The data:
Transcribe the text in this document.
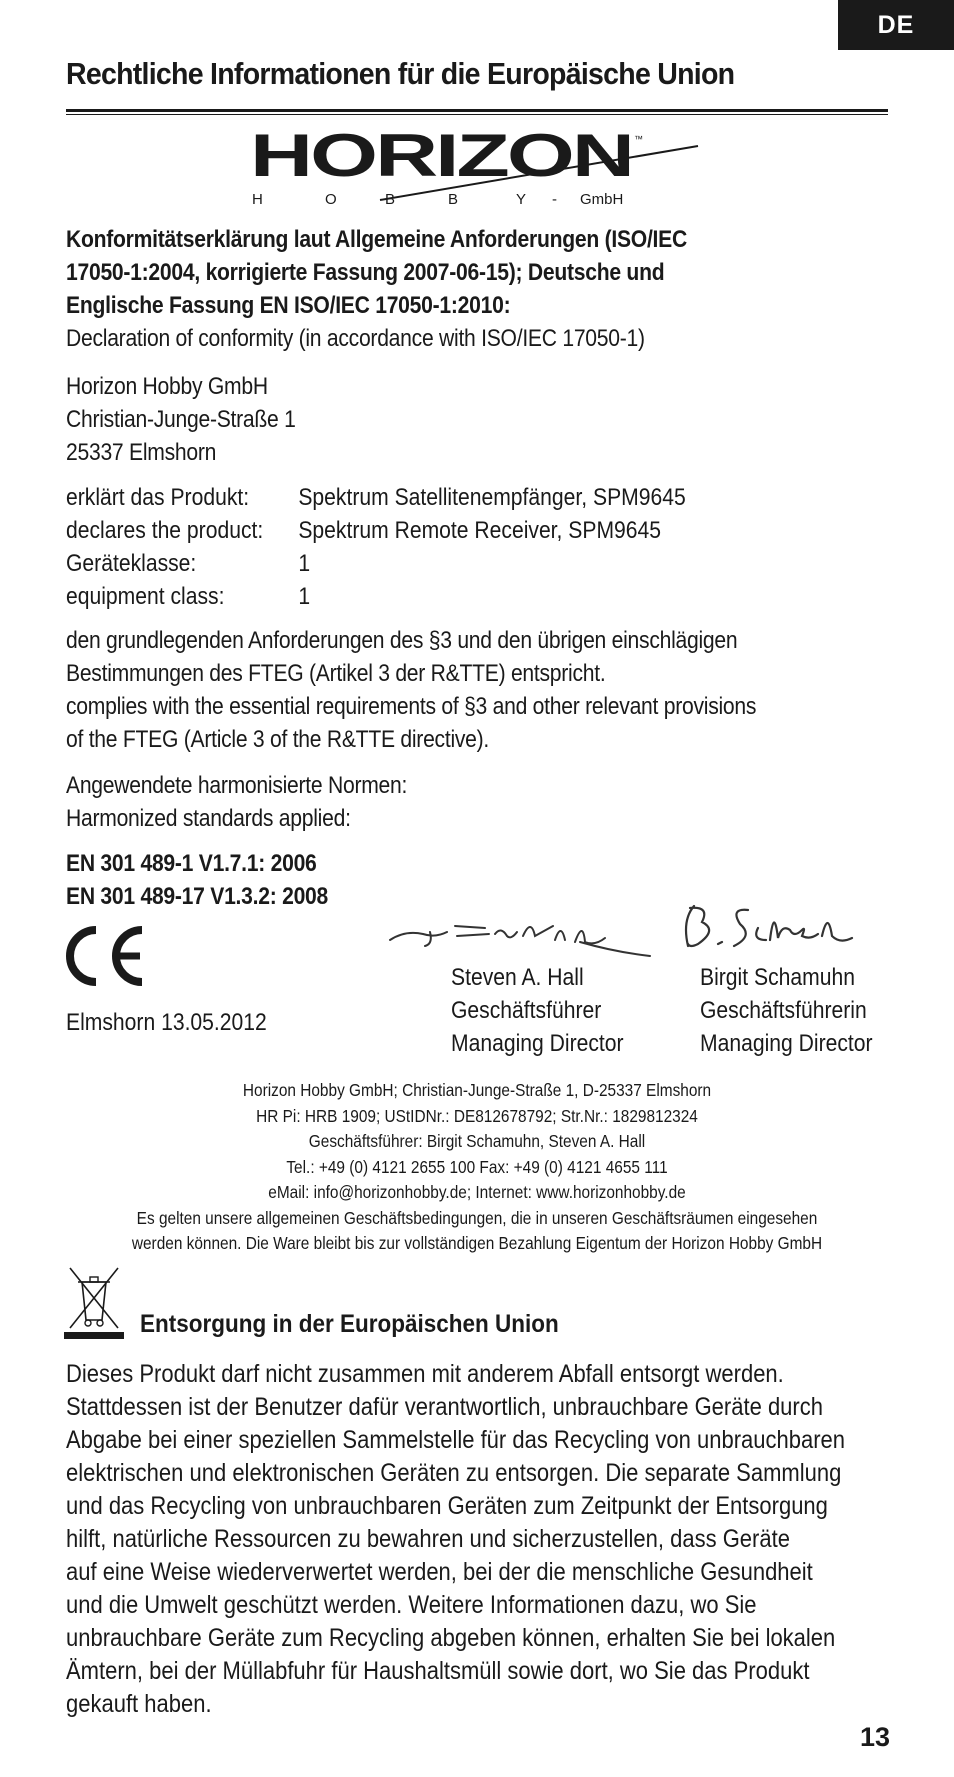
DE
Rechtliche Informationen für die Europäische Union
HORIZON ™
H	O	B	B	Y - GmbH
Konformitätserklärung laut Allgemeine Anforderungen (ISO/IEC
17050-1:2004, korrigierte Fassung 2007-06-15); Deutsche und
Englische Fassung EN ISO/IEC 17050-1:2010:
Declaration of conformity (in accordance with ISO/IEC 17050-1)
Horizon Hobby GmbH
Christian-Junge-Straße 1
25337 Elmshorn
erklärt das Produkt:	Spektrum Satellitenempfänger, SPM9645
declares the product:	Spektrum Remote Receiver, SPM9645
Geräteklasse:	1
equipment class:	1
den grundlegenden Anforderungen des §3 und den übrigen einschlägigen
Bestimmungen des FTEG (Artikel 3 der R&TTE) entspricht.
complies with the essential requirements of §3 and other relevant provisions
of the FTEG (Article 3 of the R&TTE directive).
Angewendete harmonisierte Normen:
Harmonized standards applied:
EN 301 489-1 V1.7.1: 2006
EN 301 489-17 V1.3.2: 2008
Elmshorn 13.05.2012
Steven A. Hall
Geschäftsführer
Managing Director
Birgit Schamuhn
Geschäftsführerin
Managing Director
Horizon Hobby GmbH; Christian-Junge-Straße 1, D-25337 Elmshorn
HR Pi: HRB 1909; UStIDNr.: DE812678792; Str.Nr.: 1829812324
Geschäftsführer: Birgit Schamuhn, Steven A. Hall
Tel.: +49 (0) 4121 2655 100 Fax: +49 (0) 4121 4655 111
eMail: info@horizonhobby.de; Internet: www.horizonhobby.de
Es gelten unsere allgemeinen Geschäftsbedingungen, die in unseren Geschäftsräumen eingesehen
werden können. Die Ware bleibt bis zur vollständigen Bezahlung Eigentum der Horizon Hobby GmbH
Entsorgung in der Europäischen Union
Dieses Produkt darf nicht zusammen mit anderem Abfall entsorgt werden.
Stattdessen ist der Benutzer dafür verantwortlich, unbrauchbare Geräte durch
Abgabe bei einer speziellen Sammelstelle für das Recycling von unbrauchbaren
elektrischen und elektronischen Geräten zu entsorgen. Die separate Sammlung
und das Recycling von unbrauchbaren Geräten zum Zeitpunkt der Entsorgung
hilft, natürliche Ressourcen zu bewahren und sicherzustellen, dass Geräte
auf eine Weise wiederverwertet werden, bei der die menschliche Gesundheit
und die Umwelt geschützt werden. Weitere Informationen dazu, wo Sie
unbrauchbare Geräte zum Recycling abgeben können, erhalten Sie bei lokalen
Ämtern, bei der Müllabfuhr für Haushaltsmüll sowie dort, wo Sie das Produkt
gekauft haben.
13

Instructions for the task:
Pictures excluded, quote all the data above exactly.

Response to the exercise:
Transcribe the text in this document.
DE
Rechtliche Informationen für die Europäische Union
HORIZON ™
H	O	B	B	Y - GmbH
Konformitätserklärung laut Allgemeine Anforderungen (ISO/IEC
17050-1:2004, korrigierte Fassung 2007-06-15); Deutsche und
Englische Fassung EN ISO/IEC 17050-1:2010:
Declaration of conformity (in accordance with ISO/IEC 17050-1)
Horizon Hobby GmbH
Christian-Junge-Straße 1
25337 Elmshorn
erklärt das Produkt:	Spektrum Satellitenempfänger, SPM9645
declares the product:	Spektrum Remote Receiver, SPM9645
Geräteklasse:	1
equipment class:	1
den grundlegenden Anforderungen des §3 und den übrigen einschlägigen
Bestimmungen des FTEG (Artikel 3 der R&TTE) entspricht.
complies with the essential requirements of §3 and other relevant provisions
of the FTEG (Article 3 of the R&TTE directive).
Angewendete harmonisierte Normen:
Harmonized standards applied:
EN 301 489-1 V1.7.1: 2006
EN 301 489-17 V1.3.2: 2008
Elmshorn 13.05.2012
Steven A. Hall
Geschäftsführer
Managing Director
Birgit Schamuhn
Geschäftsführerin
Managing Director
Horizon Hobby GmbH; Christian-Junge-Straße 1, D-25337 Elmshorn
HR Pi: HRB 1909; UStIDNr.: DE812678792; Str.Nr.: 1829812324
Geschäftsführer: Birgit Schamuhn, Steven A. Hall
Tel.: +49 (0) 4121 2655 100 Fax: +49 (0) 4121 4655 111
eMail: info@horizonhobby.de; Internet: www.horizonhobby.de
Es gelten unsere allgemeinen Geschäftsbedingungen, die in unseren Geschäftsräumen eingesehen
werden können. Die Ware bleibt bis zur vollständigen Bezahlung Eigentum der Horizon Hobby GmbH
Entsorgung in der Europäischen Union
Dieses Produkt darf nicht zusammen mit anderem Abfall entsorgt werden.
Stattdessen ist der Benutzer dafür verantwortlich, unbrauchbare Geräte durch
Abgabe bei einer speziellen Sammelstelle für das Recycling von unbrauchbaren
elektrischen und elektronischen Geräten zu entsorgen. Die separate Sammlung
und das Recycling von unbrauchbaren Geräten zum Zeitpunkt der Entsorgung
hilft, natürliche Ressourcen zu bewahren und sicherzustellen, dass Geräte
auf eine Weise wiederverwertet werden, bei der die menschliche Gesundheit
und die Umwelt geschützt werden. Weitere Informationen dazu, wo Sie
unbrauchbare Geräte zum Recycling abgeben können, erhalten Sie bei lokalen
Ämtern, bei der Müllabfuhr für Haushaltsmüll sowie dort, wo Sie das Produkt
gekauft haben.
13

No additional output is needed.